-- Begin --

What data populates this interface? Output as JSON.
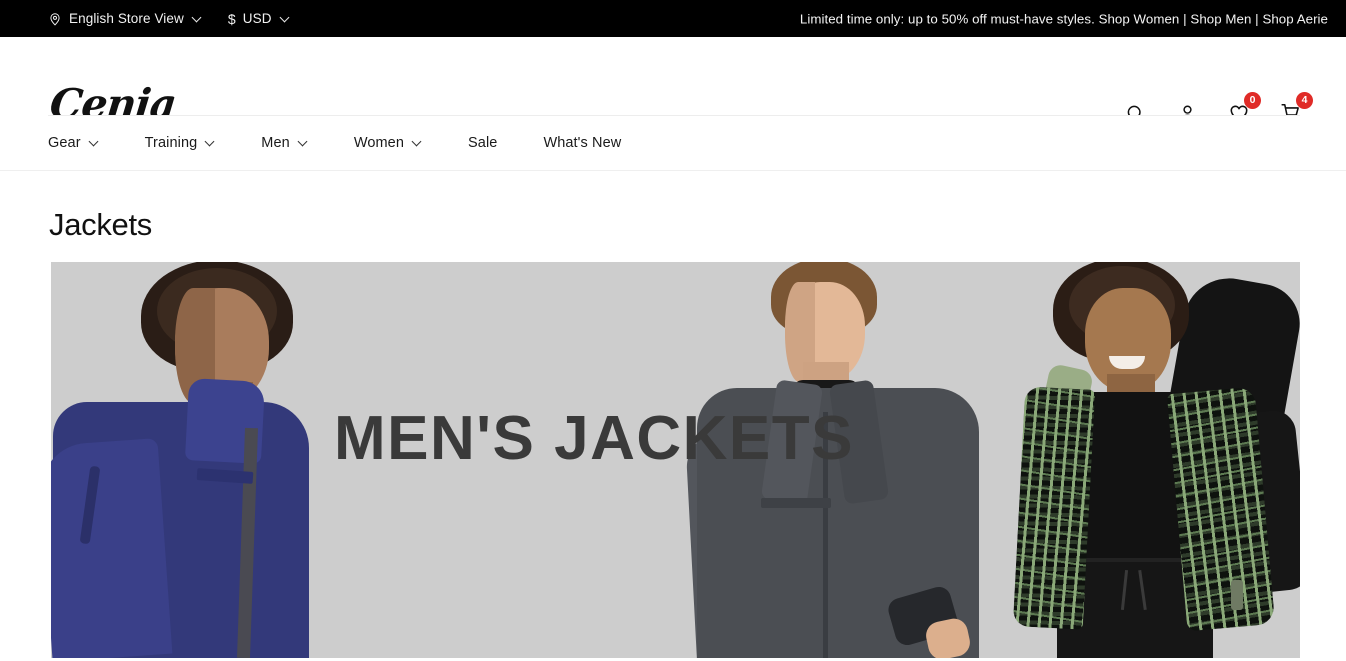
{
  "topbar": {
    "store_view": {
      "label": "English Store View",
      "icon": "location-pin-icon",
      "caret": "chevron-down-icon"
    },
    "currency": {
      "symbol": "$",
      "label": "USD",
      "caret": "chevron-down-icon"
    },
    "promo": {
      "message": "Limited time only: up to 50% off must-have styles.",
      "link_women": "Shop Women",
      "sep1": "|",
      "link_men": "Shop Men",
      "sep2": "|",
      "link_aerie": "Shop Aerie"
    }
  },
  "header": {
    "logo": "Cenia",
    "icons": {
      "search": "search-icon",
      "account": "account-icon",
      "wishlist": "wishlist-heart-icon",
      "wishlist_count": "0",
      "cart": "cart-icon",
      "cart_count": "4"
    }
  },
  "nav": {
    "items": [
      {
        "label": "Gear",
        "has_caret": true
      },
      {
        "label": "Training",
        "has_caret": true
      },
      {
        "label": "Men",
        "has_caret": true
      },
      {
        "label": "Women",
        "has_caret": true
      },
      {
        "label": "Sale",
        "has_caret": false
      },
      {
        "label": "What's New",
        "has_caret": false
      }
    ]
  },
  "main": {
    "page_title": "Jackets",
    "banner": {
      "headline": "MEN'S JACKETS",
      "background_color": "#cdcdcd",
      "headline_color": "#3a3a3a"
    }
  },
  "colors": {
    "topbar_bg": "#000000",
    "badge_red": "#e02b27",
    "text_dark": "#111111",
    "divider": "#ededed"
  }
}
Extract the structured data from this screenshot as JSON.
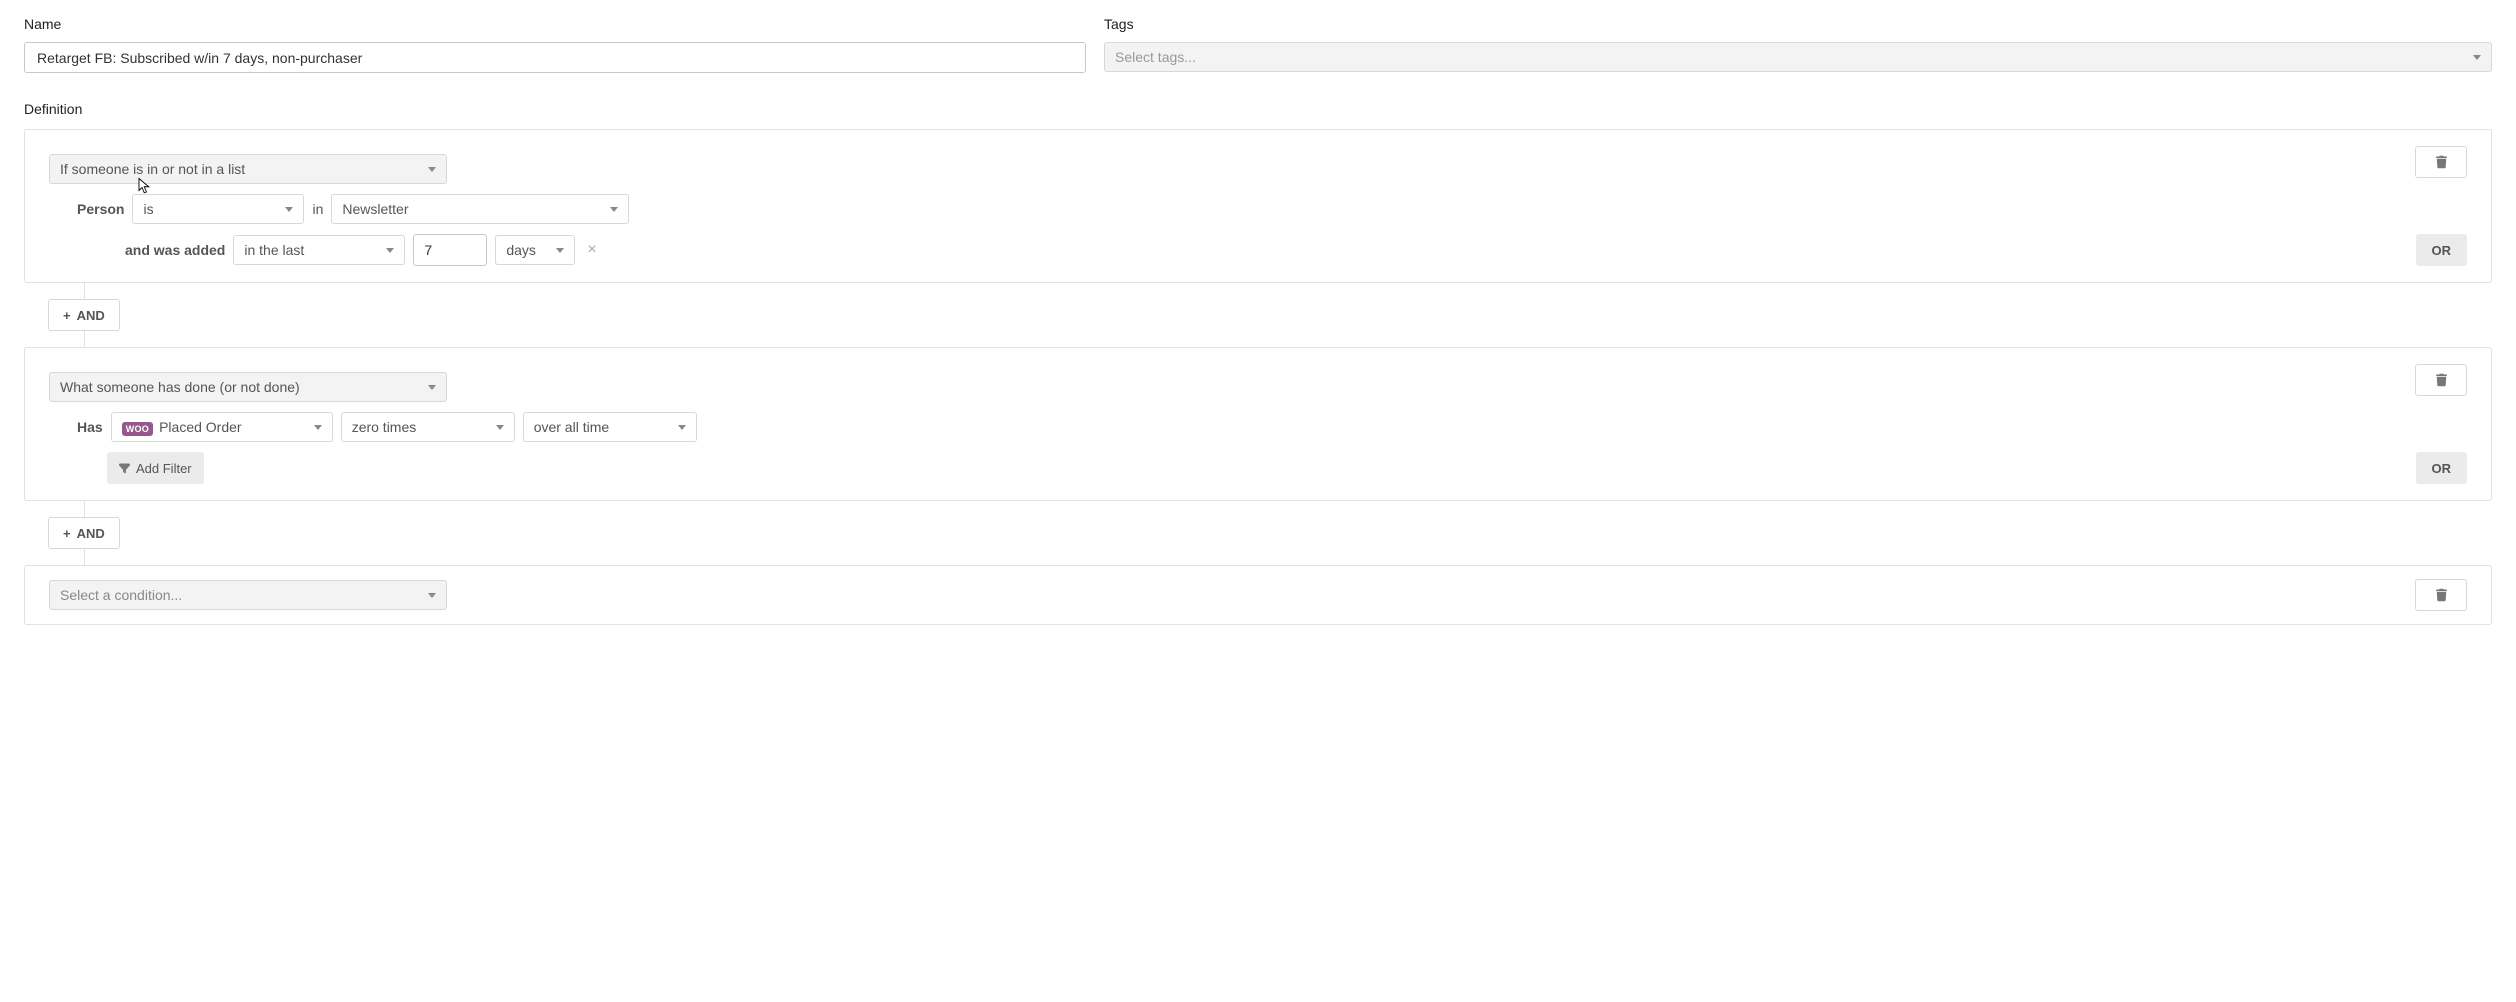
{
  "labels": {
    "name": "Name",
    "tags": "Tags",
    "definition": "Definition"
  },
  "name_value": "Retarget FB: Subscribed w/in 7 days, non-purchaser",
  "tags_placeholder": "Select tags...",
  "rule1": {
    "condition_type": "If someone is in or not in a list",
    "person_label": "Person",
    "is_value": "is",
    "in_label": "in",
    "list_value": "Newsletter",
    "added_label": "and was added",
    "timeframe": "in the last",
    "number": "7",
    "unit": "days",
    "or": "OR"
  },
  "and_label": "AND",
  "rule2": {
    "condition_type": "What someone has done (or not done)",
    "has_label": "Has",
    "event": "Placed Order",
    "woo_badge": "WOO",
    "count": "zero times",
    "range": "over all time",
    "add_filter": "Add Filter",
    "or": "OR"
  },
  "rule3": {
    "condition_placeholder": "Select a condition..."
  }
}
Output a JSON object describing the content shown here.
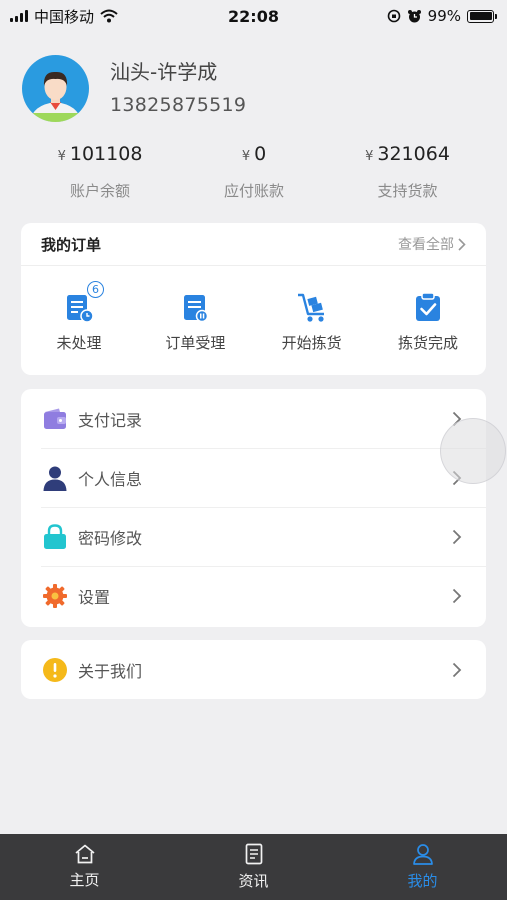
{
  "status_bar": {
    "carrier": "中国移动",
    "time": "22:08",
    "battery": "99%"
  },
  "profile": {
    "name": "汕头-许学成",
    "phone": "13825875519"
  },
  "stats": [
    {
      "currency": "¥",
      "value": "101108",
      "label": "账户余额"
    },
    {
      "currency": "¥",
      "value": "0",
      "label": "应付账款"
    },
    {
      "currency": "¥",
      "value": "321064",
      "label": "支持货款"
    }
  ],
  "orders": {
    "title": "我的订单",
    "view_all": "查看全部",
    "items": [
      {
        "label": "未处理",
        "badge": "6",
        "icon": "pending-order-icon"
      },
      {
        "label": "订单受理",
        "icon": "order-accepted-icon"
      },
      {
        "label": "开始拣货",
        "icon": "picking-cart-icon"
      },
      {
        "label": "拣货完成",
        "icon": "picking-done-icon"
      }
    ]
  },
  "menu": [
    {
      "label": "支付记录",
      "icon": "wallet-icon"
    },
    {
      "label": "个人信息",
      "icon": "person-icon"
    },
    {
      "label": "密码修改",
      "icon": "lock-icon"
    },
    {
      "label": "设置",
      "icon": "gear-icon"
    }
  ],
  "about": {
    "label": "关于我们",
    "icon": "info-icon"
  },
  "tabbar": {
    "items": [
      {
        "label": "主页",
        "icon": "home-icon"
      },
      {
        "label": "资讯",
        "icon": "news-icon"
      },
      {
        "label": "我的",
        "icon": "profile-icon",
        "active": true
      }
    ]
  },
  "colors": {
    "accent": "#2a8de8",
    "tabbar_bg": "#3a3a3c",
    "page_bg": "#efeff1"
  }
}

-- End --

§ EXERCISE PROMPT
From the records above, report the count of lines containing "Shop" and nothing more.

§ FULL OUTPUT
3